What the task requires:
Identify each line holding the string "scale" and copy it.

Lines of data:
※ ※ ※

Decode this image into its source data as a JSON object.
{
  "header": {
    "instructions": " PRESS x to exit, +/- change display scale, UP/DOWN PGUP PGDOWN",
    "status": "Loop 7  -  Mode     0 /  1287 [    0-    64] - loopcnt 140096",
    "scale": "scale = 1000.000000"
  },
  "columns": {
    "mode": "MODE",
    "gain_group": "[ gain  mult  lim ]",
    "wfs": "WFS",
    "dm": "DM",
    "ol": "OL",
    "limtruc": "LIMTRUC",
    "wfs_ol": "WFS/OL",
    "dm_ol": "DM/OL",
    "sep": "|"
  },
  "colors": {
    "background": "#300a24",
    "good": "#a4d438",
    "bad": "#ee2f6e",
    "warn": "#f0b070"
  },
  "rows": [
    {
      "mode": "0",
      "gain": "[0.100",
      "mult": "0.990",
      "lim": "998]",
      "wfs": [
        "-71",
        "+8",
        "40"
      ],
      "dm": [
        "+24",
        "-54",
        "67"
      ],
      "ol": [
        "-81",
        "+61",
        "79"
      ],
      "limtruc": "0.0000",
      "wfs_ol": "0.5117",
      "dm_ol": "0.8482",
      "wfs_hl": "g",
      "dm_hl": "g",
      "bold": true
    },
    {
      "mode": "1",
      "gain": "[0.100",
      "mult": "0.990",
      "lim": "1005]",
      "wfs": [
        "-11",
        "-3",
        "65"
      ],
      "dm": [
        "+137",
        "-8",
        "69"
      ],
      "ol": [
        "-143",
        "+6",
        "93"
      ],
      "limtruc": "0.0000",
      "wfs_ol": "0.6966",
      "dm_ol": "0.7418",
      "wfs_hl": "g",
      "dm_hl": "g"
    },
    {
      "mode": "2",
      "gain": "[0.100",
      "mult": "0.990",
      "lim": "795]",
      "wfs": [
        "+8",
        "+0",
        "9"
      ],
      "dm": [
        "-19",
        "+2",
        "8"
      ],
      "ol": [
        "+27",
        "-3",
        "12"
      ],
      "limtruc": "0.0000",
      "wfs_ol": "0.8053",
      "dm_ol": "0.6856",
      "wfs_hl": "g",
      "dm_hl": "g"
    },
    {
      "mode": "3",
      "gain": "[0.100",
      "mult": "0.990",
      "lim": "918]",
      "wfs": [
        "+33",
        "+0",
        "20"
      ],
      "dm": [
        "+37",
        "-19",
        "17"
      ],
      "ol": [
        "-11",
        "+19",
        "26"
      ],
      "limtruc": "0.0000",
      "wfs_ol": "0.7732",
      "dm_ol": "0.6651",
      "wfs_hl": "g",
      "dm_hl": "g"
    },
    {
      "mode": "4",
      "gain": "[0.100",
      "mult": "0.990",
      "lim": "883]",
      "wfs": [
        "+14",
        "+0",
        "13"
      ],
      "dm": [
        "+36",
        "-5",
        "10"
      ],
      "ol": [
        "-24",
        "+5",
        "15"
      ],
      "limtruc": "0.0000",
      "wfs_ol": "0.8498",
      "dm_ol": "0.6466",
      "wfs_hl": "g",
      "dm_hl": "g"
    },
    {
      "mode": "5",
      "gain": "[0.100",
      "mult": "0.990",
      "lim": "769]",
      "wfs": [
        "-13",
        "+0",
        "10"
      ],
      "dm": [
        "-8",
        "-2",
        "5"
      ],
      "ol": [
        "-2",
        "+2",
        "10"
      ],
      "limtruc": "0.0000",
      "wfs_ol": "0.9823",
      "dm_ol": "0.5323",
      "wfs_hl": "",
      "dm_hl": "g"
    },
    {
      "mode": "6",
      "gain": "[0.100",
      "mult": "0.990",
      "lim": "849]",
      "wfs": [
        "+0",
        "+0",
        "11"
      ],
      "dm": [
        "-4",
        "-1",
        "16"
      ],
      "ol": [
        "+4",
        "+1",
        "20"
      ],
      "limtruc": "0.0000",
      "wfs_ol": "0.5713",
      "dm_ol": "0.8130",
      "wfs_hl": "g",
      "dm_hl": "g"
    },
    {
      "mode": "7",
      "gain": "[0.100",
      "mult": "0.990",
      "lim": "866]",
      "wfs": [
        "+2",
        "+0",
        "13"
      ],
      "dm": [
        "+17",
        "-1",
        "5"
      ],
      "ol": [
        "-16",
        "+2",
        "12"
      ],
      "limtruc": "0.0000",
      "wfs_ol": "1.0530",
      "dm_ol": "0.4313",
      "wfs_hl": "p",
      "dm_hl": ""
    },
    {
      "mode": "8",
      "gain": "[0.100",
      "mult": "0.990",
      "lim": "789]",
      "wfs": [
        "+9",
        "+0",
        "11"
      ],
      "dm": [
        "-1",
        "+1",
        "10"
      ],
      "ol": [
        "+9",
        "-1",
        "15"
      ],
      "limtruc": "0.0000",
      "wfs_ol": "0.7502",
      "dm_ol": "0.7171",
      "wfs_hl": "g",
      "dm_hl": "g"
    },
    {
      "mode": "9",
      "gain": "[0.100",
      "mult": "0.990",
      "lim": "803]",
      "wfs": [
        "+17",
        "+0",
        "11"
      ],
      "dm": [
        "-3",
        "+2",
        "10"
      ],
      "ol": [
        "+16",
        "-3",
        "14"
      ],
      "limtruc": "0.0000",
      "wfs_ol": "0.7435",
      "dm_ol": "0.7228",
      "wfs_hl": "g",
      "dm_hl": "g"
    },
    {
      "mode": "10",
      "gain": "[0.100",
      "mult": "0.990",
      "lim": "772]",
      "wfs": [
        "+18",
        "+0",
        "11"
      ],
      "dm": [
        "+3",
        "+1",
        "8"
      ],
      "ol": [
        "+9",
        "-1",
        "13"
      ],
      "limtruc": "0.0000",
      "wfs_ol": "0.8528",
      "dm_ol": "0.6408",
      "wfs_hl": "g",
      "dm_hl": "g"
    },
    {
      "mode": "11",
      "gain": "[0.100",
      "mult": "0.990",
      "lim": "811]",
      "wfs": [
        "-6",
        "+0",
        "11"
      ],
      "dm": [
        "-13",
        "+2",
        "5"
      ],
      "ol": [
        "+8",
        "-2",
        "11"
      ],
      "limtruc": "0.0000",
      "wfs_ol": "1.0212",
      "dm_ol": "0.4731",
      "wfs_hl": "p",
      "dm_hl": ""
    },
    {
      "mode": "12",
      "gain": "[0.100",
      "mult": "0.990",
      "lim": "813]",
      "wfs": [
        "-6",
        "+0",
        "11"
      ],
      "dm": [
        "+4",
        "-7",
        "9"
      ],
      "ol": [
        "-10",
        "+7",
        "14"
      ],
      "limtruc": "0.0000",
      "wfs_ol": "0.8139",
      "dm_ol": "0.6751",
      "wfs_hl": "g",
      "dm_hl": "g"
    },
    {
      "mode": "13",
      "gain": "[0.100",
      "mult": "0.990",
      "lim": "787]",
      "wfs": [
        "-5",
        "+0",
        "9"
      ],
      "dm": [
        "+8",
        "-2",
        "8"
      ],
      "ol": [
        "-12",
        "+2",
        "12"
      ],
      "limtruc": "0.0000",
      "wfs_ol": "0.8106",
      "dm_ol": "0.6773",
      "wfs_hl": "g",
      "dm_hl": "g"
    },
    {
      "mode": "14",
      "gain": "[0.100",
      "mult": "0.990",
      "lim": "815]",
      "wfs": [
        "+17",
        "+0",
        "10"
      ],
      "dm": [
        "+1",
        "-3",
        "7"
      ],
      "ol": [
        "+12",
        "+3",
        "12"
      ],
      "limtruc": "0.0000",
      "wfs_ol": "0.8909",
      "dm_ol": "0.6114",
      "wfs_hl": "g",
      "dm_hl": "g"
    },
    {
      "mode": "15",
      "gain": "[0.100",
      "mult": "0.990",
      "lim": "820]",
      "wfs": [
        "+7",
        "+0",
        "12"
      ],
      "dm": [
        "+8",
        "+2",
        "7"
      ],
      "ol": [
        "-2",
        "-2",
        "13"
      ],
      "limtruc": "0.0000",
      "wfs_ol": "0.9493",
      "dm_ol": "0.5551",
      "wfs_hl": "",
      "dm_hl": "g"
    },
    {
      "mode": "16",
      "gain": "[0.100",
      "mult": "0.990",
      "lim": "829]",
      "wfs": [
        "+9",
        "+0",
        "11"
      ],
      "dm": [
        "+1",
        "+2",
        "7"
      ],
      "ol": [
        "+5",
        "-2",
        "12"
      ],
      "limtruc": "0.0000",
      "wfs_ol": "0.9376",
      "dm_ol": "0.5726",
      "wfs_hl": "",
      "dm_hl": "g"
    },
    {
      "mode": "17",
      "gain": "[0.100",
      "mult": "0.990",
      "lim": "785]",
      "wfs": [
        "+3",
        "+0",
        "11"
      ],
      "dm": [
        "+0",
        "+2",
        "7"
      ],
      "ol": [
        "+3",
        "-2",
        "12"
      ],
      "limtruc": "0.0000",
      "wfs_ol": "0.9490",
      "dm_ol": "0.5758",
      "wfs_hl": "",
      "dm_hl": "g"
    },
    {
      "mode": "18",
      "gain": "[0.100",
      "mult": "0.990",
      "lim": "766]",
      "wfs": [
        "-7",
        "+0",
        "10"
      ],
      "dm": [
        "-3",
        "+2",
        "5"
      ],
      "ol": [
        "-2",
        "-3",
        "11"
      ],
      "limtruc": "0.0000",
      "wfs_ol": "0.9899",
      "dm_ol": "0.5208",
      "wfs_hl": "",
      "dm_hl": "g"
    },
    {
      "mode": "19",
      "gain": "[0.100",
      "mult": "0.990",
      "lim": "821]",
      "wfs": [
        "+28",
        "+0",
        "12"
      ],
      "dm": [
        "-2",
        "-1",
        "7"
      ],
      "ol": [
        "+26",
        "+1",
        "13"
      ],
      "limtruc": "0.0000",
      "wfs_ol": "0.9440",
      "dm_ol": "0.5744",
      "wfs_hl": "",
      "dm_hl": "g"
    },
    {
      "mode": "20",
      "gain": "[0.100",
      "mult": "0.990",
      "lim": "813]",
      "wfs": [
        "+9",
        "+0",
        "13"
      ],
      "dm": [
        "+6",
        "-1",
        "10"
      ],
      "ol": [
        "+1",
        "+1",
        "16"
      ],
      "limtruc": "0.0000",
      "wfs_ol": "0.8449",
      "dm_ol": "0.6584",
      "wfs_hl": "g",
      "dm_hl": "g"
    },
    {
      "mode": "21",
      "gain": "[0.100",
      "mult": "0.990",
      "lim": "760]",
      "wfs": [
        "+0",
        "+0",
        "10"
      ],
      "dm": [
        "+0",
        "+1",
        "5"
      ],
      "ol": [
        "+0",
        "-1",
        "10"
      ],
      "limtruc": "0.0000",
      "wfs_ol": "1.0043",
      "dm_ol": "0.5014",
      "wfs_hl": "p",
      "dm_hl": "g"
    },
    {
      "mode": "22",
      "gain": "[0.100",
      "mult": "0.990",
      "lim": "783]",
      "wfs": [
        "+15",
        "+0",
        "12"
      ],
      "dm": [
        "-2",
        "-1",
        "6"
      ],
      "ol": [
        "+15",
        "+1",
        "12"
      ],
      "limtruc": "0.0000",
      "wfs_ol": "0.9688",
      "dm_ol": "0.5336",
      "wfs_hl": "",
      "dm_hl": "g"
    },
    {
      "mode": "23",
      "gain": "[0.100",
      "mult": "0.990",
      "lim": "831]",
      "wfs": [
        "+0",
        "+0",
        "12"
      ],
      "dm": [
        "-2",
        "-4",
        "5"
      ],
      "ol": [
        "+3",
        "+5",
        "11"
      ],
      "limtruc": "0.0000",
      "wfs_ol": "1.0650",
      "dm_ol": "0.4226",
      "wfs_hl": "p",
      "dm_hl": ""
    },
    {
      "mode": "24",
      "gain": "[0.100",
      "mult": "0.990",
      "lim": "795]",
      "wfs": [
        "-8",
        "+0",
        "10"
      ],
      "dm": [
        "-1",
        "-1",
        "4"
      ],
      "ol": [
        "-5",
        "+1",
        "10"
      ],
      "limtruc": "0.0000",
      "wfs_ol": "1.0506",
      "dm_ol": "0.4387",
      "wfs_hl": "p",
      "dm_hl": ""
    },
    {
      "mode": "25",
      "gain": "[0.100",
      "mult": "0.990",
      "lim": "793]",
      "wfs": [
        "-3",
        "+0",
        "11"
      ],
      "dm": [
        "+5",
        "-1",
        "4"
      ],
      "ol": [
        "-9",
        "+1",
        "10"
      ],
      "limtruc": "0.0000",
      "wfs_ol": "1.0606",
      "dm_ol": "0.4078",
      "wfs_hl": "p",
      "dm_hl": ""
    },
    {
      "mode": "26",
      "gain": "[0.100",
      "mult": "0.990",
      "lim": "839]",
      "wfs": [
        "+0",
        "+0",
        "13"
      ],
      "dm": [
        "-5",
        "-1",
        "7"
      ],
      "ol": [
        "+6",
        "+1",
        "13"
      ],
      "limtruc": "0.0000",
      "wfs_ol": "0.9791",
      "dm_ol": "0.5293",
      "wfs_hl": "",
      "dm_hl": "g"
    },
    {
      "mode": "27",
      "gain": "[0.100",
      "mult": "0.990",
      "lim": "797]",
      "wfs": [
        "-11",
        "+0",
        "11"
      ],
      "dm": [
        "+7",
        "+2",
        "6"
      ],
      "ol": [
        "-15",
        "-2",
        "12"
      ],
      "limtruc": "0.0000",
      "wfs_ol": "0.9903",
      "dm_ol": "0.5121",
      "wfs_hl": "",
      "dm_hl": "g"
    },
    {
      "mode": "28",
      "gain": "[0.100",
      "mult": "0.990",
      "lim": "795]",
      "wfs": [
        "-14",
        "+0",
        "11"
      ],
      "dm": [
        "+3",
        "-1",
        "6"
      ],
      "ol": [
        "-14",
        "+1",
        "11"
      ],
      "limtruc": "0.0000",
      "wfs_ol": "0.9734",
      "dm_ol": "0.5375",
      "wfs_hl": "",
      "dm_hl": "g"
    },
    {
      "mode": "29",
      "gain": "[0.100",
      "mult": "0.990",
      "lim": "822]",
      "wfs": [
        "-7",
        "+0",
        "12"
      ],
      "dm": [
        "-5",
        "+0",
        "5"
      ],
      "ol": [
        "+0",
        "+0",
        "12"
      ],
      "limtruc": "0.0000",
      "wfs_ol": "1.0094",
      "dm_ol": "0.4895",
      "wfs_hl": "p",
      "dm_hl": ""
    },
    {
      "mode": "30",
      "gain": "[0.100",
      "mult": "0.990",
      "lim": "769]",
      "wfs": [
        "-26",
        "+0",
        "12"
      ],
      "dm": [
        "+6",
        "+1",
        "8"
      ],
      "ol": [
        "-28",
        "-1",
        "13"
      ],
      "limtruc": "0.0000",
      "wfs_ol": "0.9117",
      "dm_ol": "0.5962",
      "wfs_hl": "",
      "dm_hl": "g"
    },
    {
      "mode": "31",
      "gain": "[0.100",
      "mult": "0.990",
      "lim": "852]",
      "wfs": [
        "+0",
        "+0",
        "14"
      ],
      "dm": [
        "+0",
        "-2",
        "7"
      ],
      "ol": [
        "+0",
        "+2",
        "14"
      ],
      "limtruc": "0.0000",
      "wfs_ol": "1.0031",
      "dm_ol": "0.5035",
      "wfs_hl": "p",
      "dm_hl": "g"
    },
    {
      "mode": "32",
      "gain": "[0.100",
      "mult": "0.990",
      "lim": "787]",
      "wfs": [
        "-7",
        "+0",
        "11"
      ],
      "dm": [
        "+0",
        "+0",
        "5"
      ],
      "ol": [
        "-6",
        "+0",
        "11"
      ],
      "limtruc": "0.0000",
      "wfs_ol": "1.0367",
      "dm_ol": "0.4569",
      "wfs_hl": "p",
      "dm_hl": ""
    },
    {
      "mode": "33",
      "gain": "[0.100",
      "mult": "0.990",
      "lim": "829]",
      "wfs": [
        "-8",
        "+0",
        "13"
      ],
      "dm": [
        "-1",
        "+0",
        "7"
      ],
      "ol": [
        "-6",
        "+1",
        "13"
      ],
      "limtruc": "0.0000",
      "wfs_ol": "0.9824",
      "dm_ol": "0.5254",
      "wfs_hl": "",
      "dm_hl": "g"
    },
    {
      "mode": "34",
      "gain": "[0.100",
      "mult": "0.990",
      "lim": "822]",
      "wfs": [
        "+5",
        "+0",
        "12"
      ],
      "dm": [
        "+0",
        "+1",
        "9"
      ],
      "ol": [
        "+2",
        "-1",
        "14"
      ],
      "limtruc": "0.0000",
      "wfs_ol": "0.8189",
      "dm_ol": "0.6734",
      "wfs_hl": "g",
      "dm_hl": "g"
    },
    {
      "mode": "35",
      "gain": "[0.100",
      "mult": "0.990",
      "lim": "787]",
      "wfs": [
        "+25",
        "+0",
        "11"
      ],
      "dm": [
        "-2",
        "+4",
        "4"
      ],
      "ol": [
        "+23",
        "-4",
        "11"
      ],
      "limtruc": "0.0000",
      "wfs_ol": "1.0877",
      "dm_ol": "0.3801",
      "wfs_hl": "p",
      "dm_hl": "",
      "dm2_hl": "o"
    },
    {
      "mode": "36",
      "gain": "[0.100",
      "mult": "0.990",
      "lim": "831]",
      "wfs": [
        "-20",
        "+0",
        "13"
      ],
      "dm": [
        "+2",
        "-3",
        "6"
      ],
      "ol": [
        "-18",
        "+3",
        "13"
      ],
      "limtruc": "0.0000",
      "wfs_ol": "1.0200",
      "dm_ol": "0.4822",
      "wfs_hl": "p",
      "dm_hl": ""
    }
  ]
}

※ ※ ※

Right answer:
    "instructions": " PRESS x to exit, +/- change display scale, UP/DOWN PGUP PGDOWN",
    "scale": "scale = 1000.000000"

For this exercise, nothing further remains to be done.